───── ROWS ─────

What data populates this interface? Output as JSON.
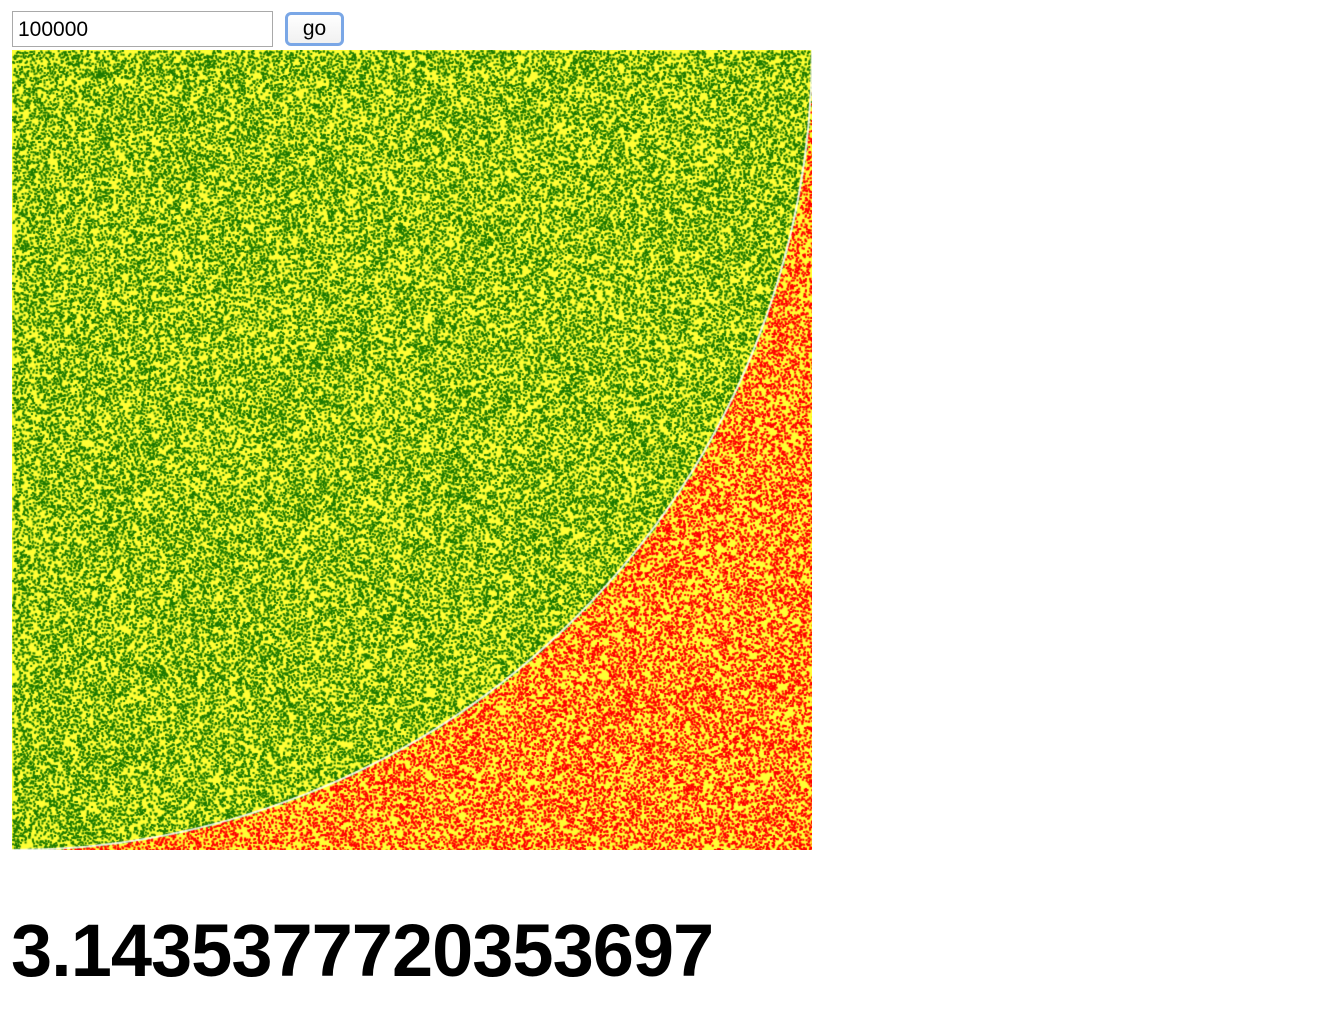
{
  "controls": {
    "count_value": "100000",
    "go_label": "go"
  },
  "plot": {
    "background_color": "#ffff33",
    "inside_color": "#1e7a00",
    "outside_color": "#ff0000",
    "point_count": 100000
  },
  "result": {
    "pi_estimate": "3.14353777203536 97"
  }
}
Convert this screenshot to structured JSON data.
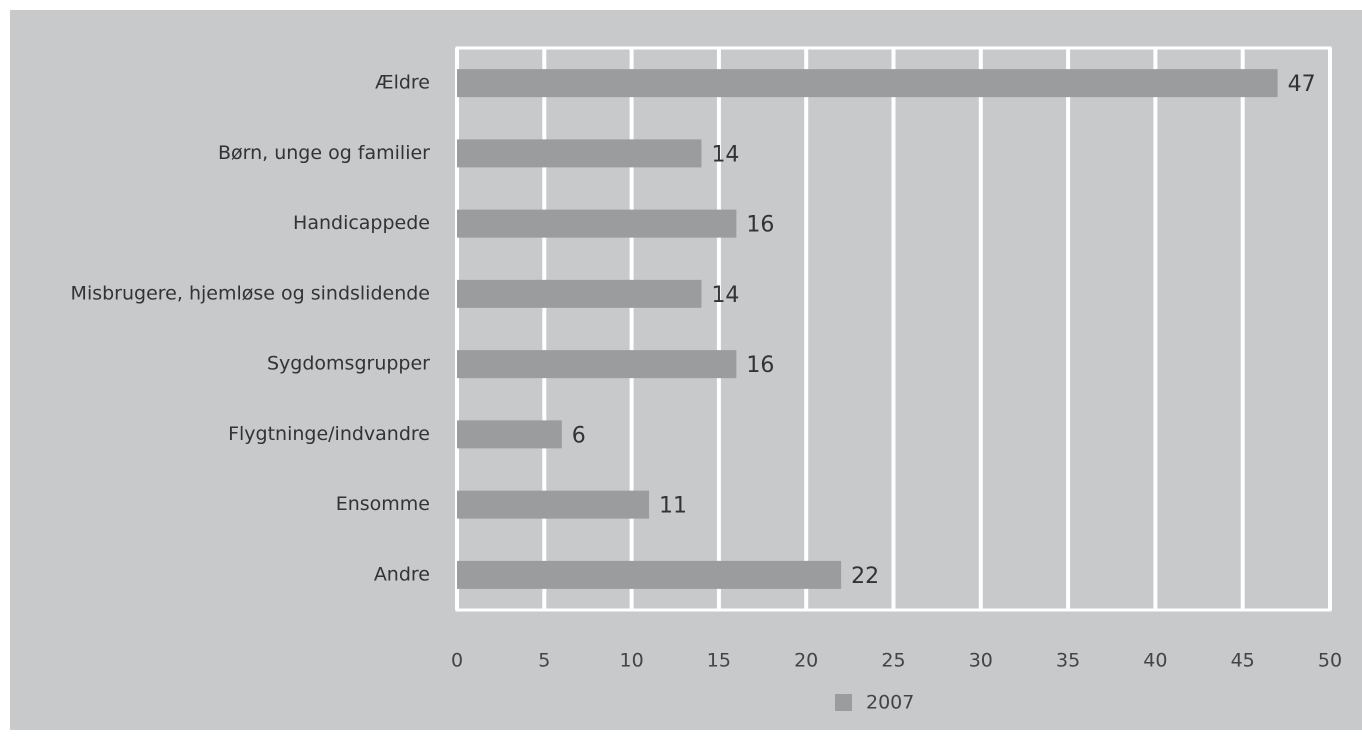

─────

YOUR OBJECTIVE
Reproduce each record from above exactly; pictures do not belong in the copy.

PROBLEM SOLUTION
What data populates this interface? Output as JSON.
{
  "controls": {
    "count_value": "100000",
    "go_label": "go"
  },
  "plot": {
    "background_color": "#ffff33",
    "inside_color": "#1e7a00",
    "outside_color": "#ff0000",
    "point_count": 100000
  },
  "result": {
    "pi_estimate": "3.14353777203536 97"
  }
}
Convert this screenshot to structured JSON data.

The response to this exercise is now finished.